### [Passage to read]
○ ○ ○ ○
[EM] New Criterion (typo at end of previous message)

Forest Simmons fsimmons at pcc.edu
Wed May 21 17:40:04 PDT 2014


That last A faction should have been 45 A>B instead of 41 A>B.


On Wed, May 21, 2014 at 5:24 PM, Forest Simmons <fsimmons at pcc.edu> wrote:

>
>
>
>
> Date: Wed, 21 May 2014 19:19:21 +0930
>>
>> From: "C.Benham" <cbenham at adam.com.au>
>> To: election-methods at lists.electorama.com
>> Subject: Re: [EM] New Criterion
>> Message-ID: <537C76A1.60105 at adam.com.au>
>>
>> Content-Type: text/plain; charset="iso-8859-1"; Format="flowed"
>>
>> > "for Benham, what if we count fractional (for equal rank top) as you
>> > suggest when doing the IRV eliminations, but check at each step for a
>> > pairwise beats all candidate in the usual way?"
>>
>> Forest,  That wouldn't be too bad.  But it seems to me that it would
>> make Pushover strategizing less risky (than not allowing above-bottom
>> equal-rankings) and since the method
>> fails FBC  I didn't see sufficient justification for the extra complexity.
○ ○ ○ ○
### [Requests]
a. In the message about election methods, what should the last A faction have been?
b. Rewrite the listing lines from the one with "day-number-cell: 15 <box>449" to the one with "sunset-text: Sunset: 9:08", swapping "day-info-cell" for "day-summary-cell" and leaving all else unchanged. Give only those lines.
○ ○ ○ ○
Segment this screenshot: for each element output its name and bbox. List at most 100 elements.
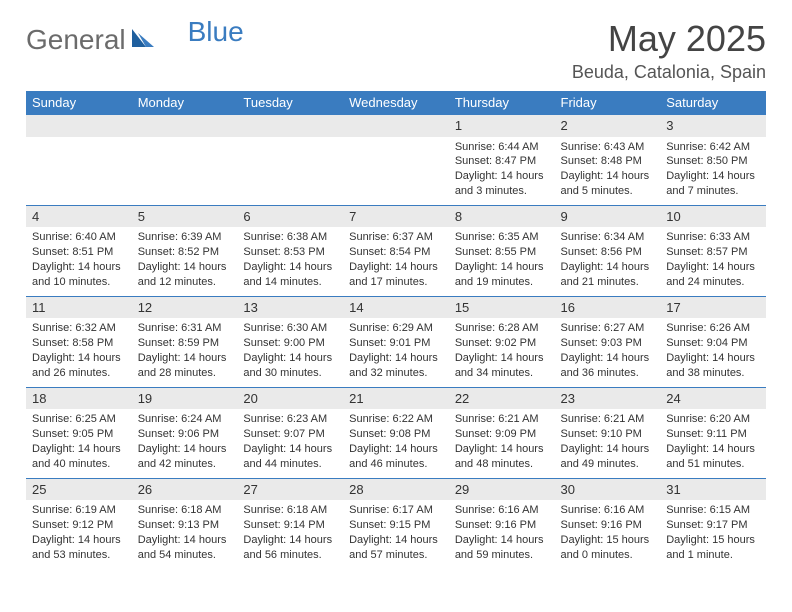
day-number-cell: 15 <box>449 296 555 318</box>
day-info-cell: Sunrise: 6:29 AMSunset: 9:01 PMDaylight:… <box>343 318 449 387</box>
daylight-text: Daylight: 14 hours and 19 minutes. <box>455 260 549 290</box>
day-info-cell <box>343 137 449 206</box>
info-row: Sunrise: 6:25 AMSunset: 9:05 PMDaylight:… <box>26 409 766 478</box>
daylight-text: Daylight: 14 hours and 44 minutes. <box>243 442 337 472</box>
daylight-text: Daylight: 14 hours and 36 minutes. <box>561 351 655 381</box>
daylight-text: Daylight: 14 hours and 30 minutes. <box>243 351 337 381</box>
day-info-cell: Sunrise: 6:38 AMSunset: 8:53 PMDaylight:… <box>237 227 343 296</box>
sunset-text: Sunset: 9:14 PM <box>243 518 337 533</box>
sunset-text: Sunset: 9:08 PM <box>349 427 443 442</box>
daylight-text: Daylight: 14 hours and 24 minutes. <box>666 260 760 290</box>
day-number-cell: 18 <box>26 387 132 409</box>
sunrise-text: Sunrise: 6:37 AM <box>349 230 443 245</box>
day-number-cell: 16 <box>555 296 661 318</box>
day-info-cell: Sunrise: 6:22 AMSunset: 9:08 PMDaylight:… <box>343 409 449 478</box>
sunset-text: Sunset: 8:58 PM <box>32 336 126 351</box>
weekday-header: Thursday <box>449 91 555 115</box>
weekday-header-row: Sunday Monday Tuesday Wednesday Thursday… <box>26 91 766 115</box>
sunset-text: Sunset: 9:07 PM <box>243 427 337 442</box>
daylight-text: Daylight: 14 hours and 59 minutes. <box>455 533 549 563</box>
sunset-text: Sunset: 9:11 PM <box>666 427 760 442</box>
sunset-text: Sunset: 8:57 PM <box>666 245 760 260</box>
day-info-cell: Sunrise: 6:17 AMSunset: 9:15 PMDaylight:… <box>343 500 449 568</box>
day-info-cell: Sunrise: 6:34 AMSunset: 8:56 PMDaylight:… <box>555 227 661 296</box>
day-number-cell: 11 <box>26 296 132 318</box>
daylight-text: Daylight: 14 hours and 56 minutes. <box>243 533 337 563</box>
day-number-cell: 12 <box>132 296 238 318</box>
sunset-text: Sunset: 9:15 PM <box>349 518 443 533</box>
day-info-cell: Sunrise: 6:28 AMSunset: 9:02 PMDaylight:… <box>449 318 555 387</box>
daylight-text: Daylight: 14 hours and 7 minutes. <box>666 169 760 199</box>
daylight-text: Daylight: 14 hours and 32 minutes. <box>349 351 443 381</box>
sunrise-text: Sunrise: 6:27 AM <box>561 321 655 336</box>
sunrise-text: Sunrise: 6:33 AM <box>666 230 760 245</box>
daylight-text: Daylight: 15 hours and 0 minutes. <box>561 533 655 563</box>
day-number-cell: 21 <box>343 387 449 409</box>
day-number-cell <box>343 115 449 137</box>
daylight-text: Daylight: 14 hours and 42 minutes. <box>138 442 232 472</box>
info-row: Sunrise: 6:44 AMSunset: 8:47 PMDaylight:… <box>26 137 766 206</box>
sunset-text: Sunset: 8:53 PM <box>243 245 337 260</box>
day-number-cell: 27 <box>237 478 343 500</box>
day-number-cell <box>237 115 343 137</box>
day-number-cell: 9 <box>555 205 661 227</box>
sunset-text: Sunset: 9:16 PM <box>455 518 549 533</box>
location-subtitle: Beuda, Catalonia, Spain <box>572 62 766 83</box>
day-number-cell <box>132 115 238 137</box>
sunset-text: Sunset: 8:50 PM <box>666 154 760 169</box>
sunset-text: Sunset: 9:01 PM <box>349 336 443 351</box>
sunset-text: Sunset: 9:09 PM <box>455 427 549 442</box>
day-info-cell <box>26 137 132 206</box>
info-row: Sunrise: 6:19 AMSunset: 9:12 PMDaylight:… <box>26 500 766 568</box>
sunrise-text: Sunrise: 6:25 AM <box>32 412 126 427</box>
day-number-cell <box>26 115 132 137</box>
sunset-text: Sunset: 9:04 PM <box>666 336 760 351</box>
day-number-cell: 1 <box>449 115 555 137</box>
daylight-text: Daylight: 14 hours and 26 minutes. <box>32 351 126 381</box>
day-number-cell: 19 <box>132 387 238 409</box>
day-info-cell: Sunrise: 6:19 AMSunset: 9:12 PMDaylight:… <box>26 500 132 568</box>
sunset-text: Sunset: 9:03 PM <box>561 336 655 351</box>
day-info-cell: Sunrise: 6:21 AMSunset: 9:09 PMDaylight:… <box>449 409 555 478</box>
sunrise-text: Sunrise: 6:24 AM <box>138 412 232 427</box>
daynum-row: 11121314151617 <box>26 296 766 318</box>
sunrise-text: Sunrise: 6:15 AM <box>666 503 760 518</box>
daynum-row: 18192021222324 <box>26 387 766 409</box>
day-number-cell: 13 <box>237 296 343 318</box>
daylight-text: Daylight: 14 hours and 5 minutes. <box>561 169 655 199</box>
month-title: May 2025 <box>572 18 766 60</box>
day-info-cell: Sunrise: 6:25 AMSunset: 9:05 PMDaylight:… <box>26 409 132 478</box>
sunrise-text: Sunrise: 6:40 AM <box>32 230 126 245</box>
daylight-text: Daylight: 14 hours and 53 minutes. <box>32 533 126 563</box>
weekday-header: Tuesday <box>237 91 343 115</box>
daylight-text: Daylight: 14 hours and 46 minutes. <box>349 442 443 472</box>
info-row: Sunrise: 6:40 AMSunset: 8:51 PMDaylight:… <box>26 227 766 296</box>
calendar-table: Sunday Monday Tuesday Wednesday Thursday… <box>26 91 766 569</box>
day-number-cell: 5 <box>132 205 238 227</box>
daynum-row: 123 <box>26 115 766 137</box>
day-number-cell: 24 <box>660 387 766 409</box>
brand-logo: General Blue <box>26 18 244 56</box>
sunrise-text: Sunrise: 6:42 AM <box>666 140 760 155</box>
sunrise-text: Sunrise: 6:23 AM <box>243 412 337 427</box>
daylight-text: Daylight: 14 hours and 28 minutes. <box>138 351 232 381</box>
day-info-cell: Sunrise: 6:40 AMSunset: 8:51 PMDaylight:… <box>26 227 132 296</box>
calendar-body: 123 Sunrise: 6:44 AMSunset: 8:47 PMDayli… <box>26 115 766 569</box>
info-row: Sunrise: 6:32 AMSunset: 8:58 PMDaylight:… <box>26 318 766 387</box>
day-info-cell: Sunrise: 6:32 AMSunset: 8:58 PMDaylight:… <box>26 318 132 387</box>
day-number-cell: 25 <box>26 478 132 500</box>
sunrise-text: Sunrise: 6:18 AM <box>138 503 232 518</box>
daylight-text: Daylight: 14 hours and 12 minutes. <box>138 260 232 290</box>
sunset-text: Sunset: 9:17 PM <box>666 518 760 533</box>
sunrise-text: Sunrise: 6:39 AM <box>138 230 232 245</box>
day-number-cell: 30 <box>555 478 661 500</box>
day-number-cell: 17 <box>660 296 766 318</box>
day-info-cell: Sunrise: 6:44 AMSunset: 8:47 PMDaylight:… <box>449 137 555 206</box>
sunrise-text: Sunrise: 6:22 AM <box>349 412 443 427</box>
daylight-text: Daylight: 14 hours and 49 minutes. <box>561 442 655 472</box>
day-number-cell: 26 <box>132 478 238 500</box>
sunset-text: Sunset: 8:56 PM <box>561 245 655 260</box>
day-info-cell: Sunrise: 6:42 AMSunset: 8:50 PMDaylight:… <box>660 137 766 206</box>
sunset-text: Sunset: 9:00 PM <box>243 336 337 351</box>
day-info-cell: Sunrise: 6:20 AMSunset: 9:11 PMDaylight:… <box>660 409 766 478</box>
○ ○ ○ ○
### [Exercise responses]
a. 45 A>B instead of 41 A>B.

b.
day-number-cell: 15 <box>449 296 555 318</box>
day-summary-cell: Sunrise: 6:29 AMSunset: 9:01 PMDaylight:… <box>343 318 449 387</box>
daylight-text: Daylight: 14 hours and 19 minutes. <box>455 260 549 290</box>
day-summary-cell <box>343 137 449 206</box>
info-row: Sunrise: 6:25 AMSunset: 9:05 PMDaylight:… <box>26 409 766 478</box>
daylight-text: Daylight: 14 hours and 44 minutes. <box>243 442 337 472</box>
daylight-text: Daylight: 14 hours and 36 minutes. <box>561 351 655 381</box>
daylight-text: Daylight: 14 hours and 30 minutes. <box>243 351 337 381</box>
day-summary-cell: Sunrise: 6:38 AMSunset: 8:53 PMDaylight:… <box>237 227 343 296</box>
sunset-text: Sunset: 9:14 PM <box>243 518 337 533</box>
sunset-text: Sunset: 9:08 PM <box>349 427 443 442</box>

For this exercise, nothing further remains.